▶ **Goal of the exercise**
Reproduce every line of the material below, but drop the pictures.

▶ **Supplied data**
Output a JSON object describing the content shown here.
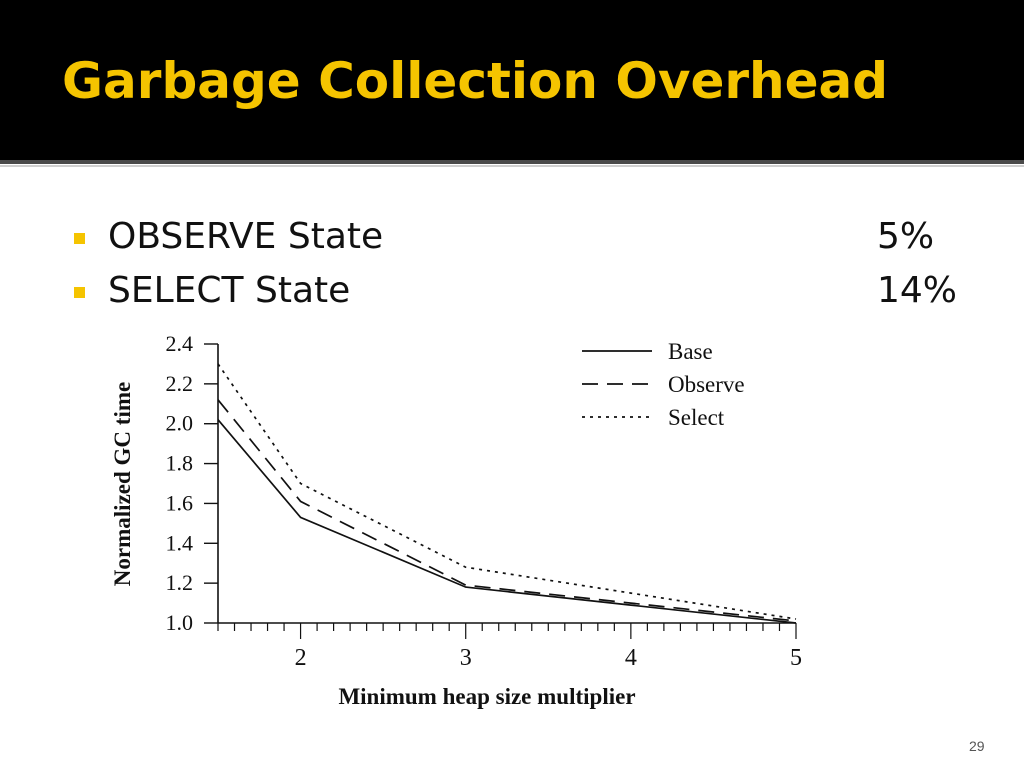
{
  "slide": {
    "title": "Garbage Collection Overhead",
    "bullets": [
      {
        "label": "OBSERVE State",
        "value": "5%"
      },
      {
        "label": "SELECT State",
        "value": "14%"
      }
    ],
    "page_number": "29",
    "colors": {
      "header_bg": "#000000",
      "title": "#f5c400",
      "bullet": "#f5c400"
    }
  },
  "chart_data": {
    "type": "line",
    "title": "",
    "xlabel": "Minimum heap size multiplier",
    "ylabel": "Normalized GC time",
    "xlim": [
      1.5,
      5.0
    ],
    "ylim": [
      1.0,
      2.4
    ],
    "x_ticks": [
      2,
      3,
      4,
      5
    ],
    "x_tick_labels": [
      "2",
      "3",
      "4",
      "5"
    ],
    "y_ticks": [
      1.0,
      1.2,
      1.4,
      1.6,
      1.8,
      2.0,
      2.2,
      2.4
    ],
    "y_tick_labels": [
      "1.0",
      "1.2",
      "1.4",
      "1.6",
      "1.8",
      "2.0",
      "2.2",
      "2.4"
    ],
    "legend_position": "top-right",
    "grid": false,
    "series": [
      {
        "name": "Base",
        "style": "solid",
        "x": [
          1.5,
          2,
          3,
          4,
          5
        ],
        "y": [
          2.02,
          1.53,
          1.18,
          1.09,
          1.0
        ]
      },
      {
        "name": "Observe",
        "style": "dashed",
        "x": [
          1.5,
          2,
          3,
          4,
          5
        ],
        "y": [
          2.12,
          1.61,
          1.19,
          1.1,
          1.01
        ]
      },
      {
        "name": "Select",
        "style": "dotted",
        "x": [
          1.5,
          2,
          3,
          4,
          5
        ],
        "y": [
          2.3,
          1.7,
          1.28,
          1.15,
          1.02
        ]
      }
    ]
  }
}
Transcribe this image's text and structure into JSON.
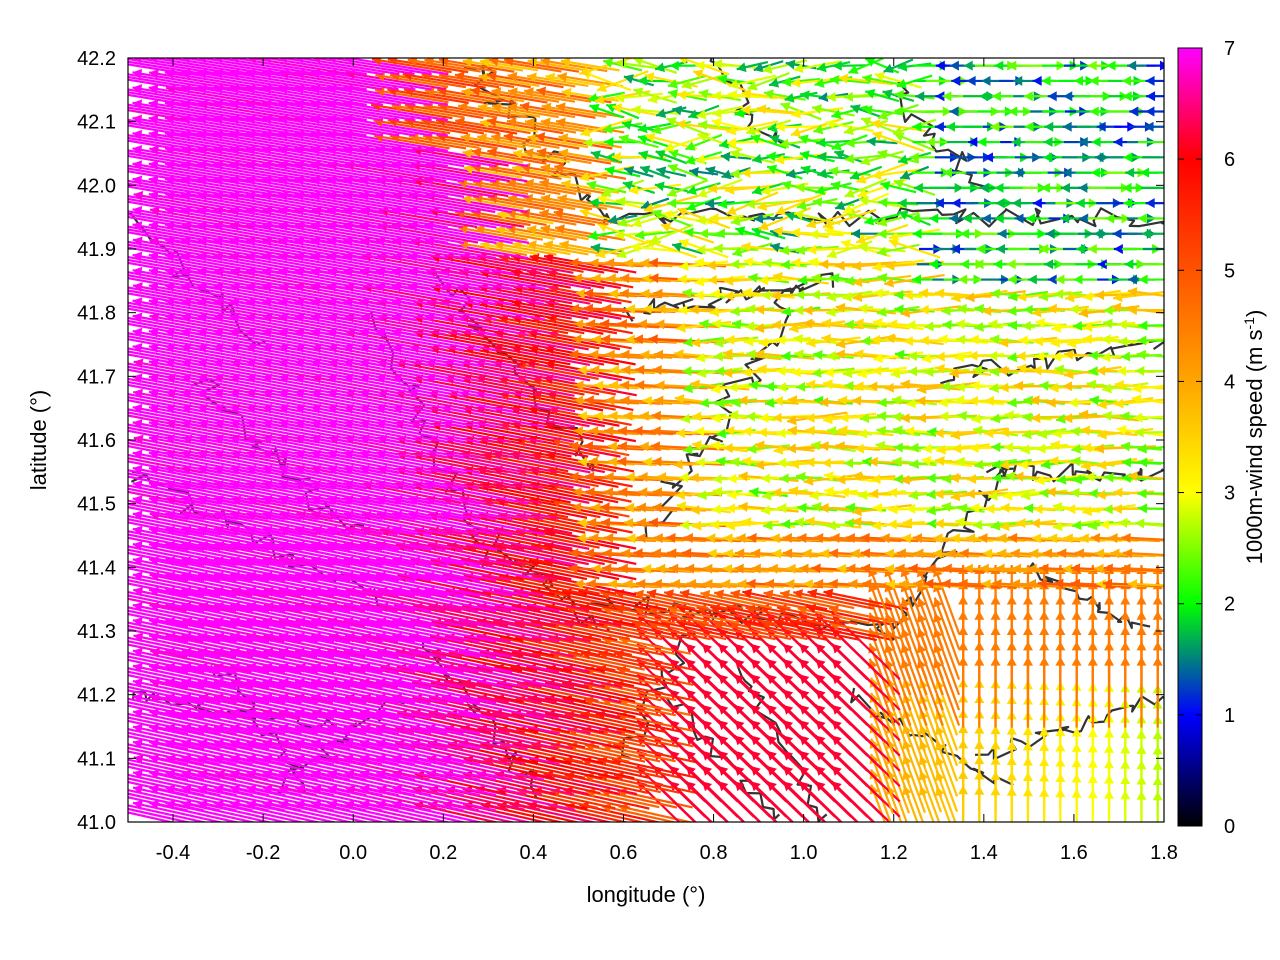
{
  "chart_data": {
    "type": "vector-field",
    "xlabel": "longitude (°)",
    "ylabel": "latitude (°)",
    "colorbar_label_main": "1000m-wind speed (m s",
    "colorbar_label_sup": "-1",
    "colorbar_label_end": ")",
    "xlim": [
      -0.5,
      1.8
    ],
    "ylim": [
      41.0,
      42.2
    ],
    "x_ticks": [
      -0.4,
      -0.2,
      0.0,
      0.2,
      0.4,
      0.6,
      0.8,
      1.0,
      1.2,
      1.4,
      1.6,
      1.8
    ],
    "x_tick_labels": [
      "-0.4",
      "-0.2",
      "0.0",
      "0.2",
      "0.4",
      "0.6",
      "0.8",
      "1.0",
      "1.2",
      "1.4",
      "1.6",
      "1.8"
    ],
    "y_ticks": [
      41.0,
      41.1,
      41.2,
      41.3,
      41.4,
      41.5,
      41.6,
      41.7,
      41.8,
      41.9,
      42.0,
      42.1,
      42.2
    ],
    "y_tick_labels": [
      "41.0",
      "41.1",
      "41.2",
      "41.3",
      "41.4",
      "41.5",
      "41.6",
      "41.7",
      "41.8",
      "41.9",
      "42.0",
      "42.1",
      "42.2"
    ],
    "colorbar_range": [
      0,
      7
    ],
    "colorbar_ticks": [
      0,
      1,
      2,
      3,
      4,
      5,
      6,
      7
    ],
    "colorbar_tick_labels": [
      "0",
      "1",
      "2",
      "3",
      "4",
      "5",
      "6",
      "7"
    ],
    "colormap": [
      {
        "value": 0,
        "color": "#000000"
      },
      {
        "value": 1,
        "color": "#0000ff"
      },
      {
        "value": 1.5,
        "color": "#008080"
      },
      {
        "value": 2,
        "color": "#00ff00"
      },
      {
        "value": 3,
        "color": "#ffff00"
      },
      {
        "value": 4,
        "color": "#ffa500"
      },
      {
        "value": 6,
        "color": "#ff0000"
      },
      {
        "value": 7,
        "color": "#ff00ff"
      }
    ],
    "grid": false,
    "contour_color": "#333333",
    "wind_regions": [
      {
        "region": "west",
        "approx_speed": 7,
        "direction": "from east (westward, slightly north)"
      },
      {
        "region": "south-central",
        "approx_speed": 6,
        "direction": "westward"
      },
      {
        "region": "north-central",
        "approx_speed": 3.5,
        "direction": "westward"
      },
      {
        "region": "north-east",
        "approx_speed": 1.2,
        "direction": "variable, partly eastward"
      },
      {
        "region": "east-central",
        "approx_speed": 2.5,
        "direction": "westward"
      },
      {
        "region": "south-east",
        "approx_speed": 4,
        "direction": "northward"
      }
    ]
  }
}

▶ **The solution**
Output a JSON object describing the content shown here.
{
  "slide": {
    "title": "Garbage Collection Overhead",
    "bullets": [
      {
        "label": "OBSERVE State",
        "value": "5%"
      },
      {
        "label": "SELECT State",
        "value": "14%"
      }
    ],
    "page_number": "29",
    "colors": {
      "header_bg": "#000000",
      "title": "#f5c400",
      "bullet": "#f5c400"
    }
  },
  "chart_data": {
    "type": "line",
    "title": "",
    "xlabel": "Minimum heap size multiplier",
    "ylabel": "Normalized GC time",
    "xlim": [
      1.5,
      5.0
    ],
    "ylim": [
      1.0,
      2.4
    ],
    "x_ticks": [
      2,
      3,
      4,
      5
    ],
    "x_tick_labels": [
      "2",
      "3",
      "4",
      "5"
    ],
    "y_ticks": [
      1.0,
      1.2,
      1.4,
      1.6,
      1.8,
      2.0,
      2.2,
      2.4
    ],
    "y_tick_labels": [
      "1.0",
      "1.2",
      "1.4",
      "1.6",
      "1.8",
      "2.0",
      "2.2",
      "2.4"
    ],
    "legend_position": "top-right",
    "grid": false,
    "series": [
      {
        "name": "Base",
        "style": "solid",
        "x": [
          1.5,
          2,
          3,
          4,
          5
        ],
        "y": [
          2.02,
          1.53,
          1.18,
          1.09,
          1.0
        ]
      },
      {
        "name": "Observe",
        "style": "dashed",
        "x": [
          1.5,
          2,
          3,
          4,
          5
        ],
        "y": [
          2.12,
          1.61,
          1.19,
          1.1,
          1.01
        ]
      },
      {
        "name": "Select",
        "style": "dotted",
        "x": [
          1.5,
          2,
          3,
          4,
          5
        ],
        "y": [
          2.3,
          1.7,
          1.28,
          1.15,
          1.02
        ]
      }
    ]
  }
}
Transcribe this image's text and structure into JSON.
{
  "chart_data": {
    "type": "vector-field",
    "xlabel": "longitude (°)",
    "ylabel": "latitude (°)",
    "colorbar_label_main": "1000m-wind speed (m s",
    "colorbar_label_sup": "-1",
    "colorbar_label_end": ")",
    "xlim": [
      -0.5,
      1.8
    ],
    "ylim": [
      41.0,
      42.2
    ],
    "x_ticks": [
      -0.4,
      -0.2,
      0.0,
      0.2,
      0.4,
      0.6,
      0.8,
      1.0,
      1.2,
      1.4,
      1.6,
      1.8
    ],
    "x_tick_labels": [
      "-0.4",
      "-0.2",
      "0.0",
      "0.2",
      "0.4",
      "0.6",
      "0.8",
      "1.0",
      "1.2",
      "1.4",
      "1.6",
      "1.8"
    ],
    "y_ticks": [
      41.0,
      41.1,
      41.2,
      41.3,
      41.4,
      41.5,
      41.6,
      41.7,
      41.8,
      41.9,
      42.0,
      42.1,
      42.2
    ],
    "y_tick_labels": [
      "41.0",
      "41.1",
      "41.2",
      "41.3",
      "41.4",
      "41.5",
      "41.6",
      "41.7",
      "41.8",
      "41.9",
      "42.0",
      "42.1",
      "42.2"
    ],
    "colorbar_range": [
      0,
      7
    ],
    "colorbar_ticks": [
      0,
      1,
      2,
      3,
      4,
      5,
      6,
      7
    ],
    "colorbar_tick_labels": [
      "0",
      "1",
      "2",
      "3",
      "4",
      "5",
      "6",
      "7"
    ],
    "colormap": [
      {
        "value": 0,
        "color": "#000000"
      },
      {
        "value": 1,
        "color": "#0000ff"
      },
      {
        "value": 1.5,
        "color": "#008080"
      },
      {
        "value": 2,
        "color": "#00ff00"
      },
      {
        "value": 3,
        "color": "#ffff00"
      },
      {
        "value": 4,
        "color": "#ffa500"
      },
      {
        "value": 6,
        "color": "#ff0000"
      },
      {
        "value": 7,
        "color": "#ff00ff"
      }
    ],
    "grid": false,
    "contour_color": "#333333",
    "wind_regions": [
      {
        "region": "west",
        "approx_speed": 7,
        "direction": "from east (westward, slightly north)"
      },
      {
        "region": "south-central",
        "approx_speed": 6,
        "direction": "westward"
      },
      {
        "region": "north-central",
        "approx_speed": 3.5,
        "direction": "westward"
      },
      {
        "region": "north-east",
        "approx_speed": 1.2,
        "direction": "variable, partly eastward"
      },
      {
        "region": "east-central",
        "approx_speed": 2.5,
        "direction": "westward"
      },
      {
        "region": "south-east",
        "approx_speed": 4,
        "direction": "northward"
      }
    ]
  }
}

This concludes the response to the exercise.